▶ Exercise instructions:
Find every line with the string "φύλλα" in it, count them, and reply with that count only.

▶ Available data:
•••
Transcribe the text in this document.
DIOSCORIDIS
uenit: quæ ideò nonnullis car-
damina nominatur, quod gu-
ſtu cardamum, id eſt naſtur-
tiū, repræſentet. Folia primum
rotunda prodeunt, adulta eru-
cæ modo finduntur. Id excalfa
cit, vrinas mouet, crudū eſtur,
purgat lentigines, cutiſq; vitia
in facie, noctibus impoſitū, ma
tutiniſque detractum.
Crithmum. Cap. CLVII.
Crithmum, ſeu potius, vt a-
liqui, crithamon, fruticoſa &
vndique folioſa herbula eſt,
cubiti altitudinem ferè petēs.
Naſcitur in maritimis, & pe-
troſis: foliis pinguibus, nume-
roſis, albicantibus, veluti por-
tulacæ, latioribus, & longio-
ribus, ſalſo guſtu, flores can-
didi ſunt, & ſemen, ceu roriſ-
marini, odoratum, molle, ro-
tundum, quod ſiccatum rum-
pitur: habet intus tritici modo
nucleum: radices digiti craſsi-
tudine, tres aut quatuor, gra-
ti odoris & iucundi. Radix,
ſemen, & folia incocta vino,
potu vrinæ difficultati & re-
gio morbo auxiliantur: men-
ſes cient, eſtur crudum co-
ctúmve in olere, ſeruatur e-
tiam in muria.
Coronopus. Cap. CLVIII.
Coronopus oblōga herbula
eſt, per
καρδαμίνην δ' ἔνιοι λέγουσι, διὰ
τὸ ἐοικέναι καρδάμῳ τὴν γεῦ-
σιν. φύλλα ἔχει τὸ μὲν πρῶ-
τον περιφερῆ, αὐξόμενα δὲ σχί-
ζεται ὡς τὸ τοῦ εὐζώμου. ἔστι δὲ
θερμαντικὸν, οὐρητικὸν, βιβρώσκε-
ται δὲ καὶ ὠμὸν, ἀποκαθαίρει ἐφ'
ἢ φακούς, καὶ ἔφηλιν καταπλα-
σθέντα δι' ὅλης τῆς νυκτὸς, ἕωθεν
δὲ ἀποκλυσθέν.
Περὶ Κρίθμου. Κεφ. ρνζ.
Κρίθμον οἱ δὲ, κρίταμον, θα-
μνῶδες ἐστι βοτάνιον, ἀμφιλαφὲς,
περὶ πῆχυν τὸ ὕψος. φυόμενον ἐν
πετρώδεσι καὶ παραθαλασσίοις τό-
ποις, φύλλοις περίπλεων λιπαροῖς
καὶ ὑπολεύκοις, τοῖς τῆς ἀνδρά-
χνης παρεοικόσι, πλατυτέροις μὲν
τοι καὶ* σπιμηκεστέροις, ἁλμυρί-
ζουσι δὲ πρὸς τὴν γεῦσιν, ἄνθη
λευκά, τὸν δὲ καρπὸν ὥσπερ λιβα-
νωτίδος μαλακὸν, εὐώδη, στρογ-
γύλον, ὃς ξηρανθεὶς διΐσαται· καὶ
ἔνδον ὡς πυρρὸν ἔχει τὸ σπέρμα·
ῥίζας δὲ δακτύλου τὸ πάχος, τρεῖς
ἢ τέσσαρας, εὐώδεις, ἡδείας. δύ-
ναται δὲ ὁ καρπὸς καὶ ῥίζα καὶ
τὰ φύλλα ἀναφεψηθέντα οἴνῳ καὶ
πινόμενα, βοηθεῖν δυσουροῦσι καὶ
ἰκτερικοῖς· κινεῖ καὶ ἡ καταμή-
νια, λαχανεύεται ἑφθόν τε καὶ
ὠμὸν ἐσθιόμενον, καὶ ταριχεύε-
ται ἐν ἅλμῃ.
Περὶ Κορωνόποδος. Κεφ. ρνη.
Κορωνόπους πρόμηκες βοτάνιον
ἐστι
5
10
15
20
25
•••
▶ Reply:
2